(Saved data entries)
----------------

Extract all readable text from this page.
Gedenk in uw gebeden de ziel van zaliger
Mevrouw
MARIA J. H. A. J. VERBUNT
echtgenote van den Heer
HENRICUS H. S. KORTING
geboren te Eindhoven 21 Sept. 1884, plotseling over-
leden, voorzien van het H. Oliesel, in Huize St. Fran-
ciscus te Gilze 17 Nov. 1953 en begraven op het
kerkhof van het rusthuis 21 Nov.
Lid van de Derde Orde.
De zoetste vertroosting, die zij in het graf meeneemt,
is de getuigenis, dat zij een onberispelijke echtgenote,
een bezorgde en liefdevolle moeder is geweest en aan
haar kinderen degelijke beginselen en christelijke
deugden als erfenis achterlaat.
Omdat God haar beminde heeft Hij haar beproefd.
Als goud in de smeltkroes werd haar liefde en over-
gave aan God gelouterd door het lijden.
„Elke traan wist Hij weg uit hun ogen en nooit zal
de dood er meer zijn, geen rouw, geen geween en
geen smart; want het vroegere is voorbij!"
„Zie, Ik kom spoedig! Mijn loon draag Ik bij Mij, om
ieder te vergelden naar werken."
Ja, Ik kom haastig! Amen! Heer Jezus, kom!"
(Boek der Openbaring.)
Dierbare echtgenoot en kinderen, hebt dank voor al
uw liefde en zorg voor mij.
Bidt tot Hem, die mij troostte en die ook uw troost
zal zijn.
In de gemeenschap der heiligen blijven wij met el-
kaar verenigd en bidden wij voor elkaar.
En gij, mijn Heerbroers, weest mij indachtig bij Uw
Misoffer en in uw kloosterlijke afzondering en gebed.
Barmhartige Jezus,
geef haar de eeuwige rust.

----------------

▸ **Required work**:
Output the records above in their entirety, exactly.

▸ **Output for this exercise**:
Extract all readable text from this page.
Gedenk in uw gebeden de ziel van zaliger
Mevrouw
MARIA J. H. A. J. VERBUNT
echtgenote van den Heer
HENRICUS H. S. KORTING
geboren te Eindhoven 21 Sept. 1884, plotseling over-
leden, voorzien van het H. Oliesel, in Huize St. Fran-
ciscus te Gilze 17 Nov. 1953 en begraven op het
kerkhof van het rusthuis 21 Nov.
Lid van de Derde Orde.
De zoetste vertroosting, die zij in het graf meeneemt,
is de getuigenis, dat zij een onberispelijke echtgenote,
een bezorgde en liefdevolle moeder is geweest en aan
haar kinderen degelijke beginselen en christelijke
deugden als erfenis achterlaat.
Omdat God haar beminde heeft Hij haar beproefd.
Als goud in de smeltkroes werd haar liefde en over-
gave aan God gelouterd door het lijden.
„Elke traan wist Hij weg uit hun ogen en nooit zal
de dood er meer zijn, geen rouw, geen geween en
geen smart; want het vroegere is voorbij!"
„Zie, Ik kom spoedig! Mijn loon draag Ik bij Mij, om
ieder te vergelden naar werken."
Ja, Ik kom haastig! Amen! Heer Jezus, kom!"
(Boek der Openbaring.)
Dierbare echtgenoot en kinderen, hebt dank voor al
uw liefde en zorg voor mij.
Bidt tot Hem, die mij troostte en die ook uw troost
zal zijn.
In de gemeenschap der heiligen blijven wij met el-
kaar verenigd en bidden wij voor elkaar.
En gij, mijn Heerbroers, weest mij indachtig bij Uw
Misoffer en in uw kloosterlijke afzondering en gebed.
Barmhartige Jezus,
geef haar de eeuwige rust.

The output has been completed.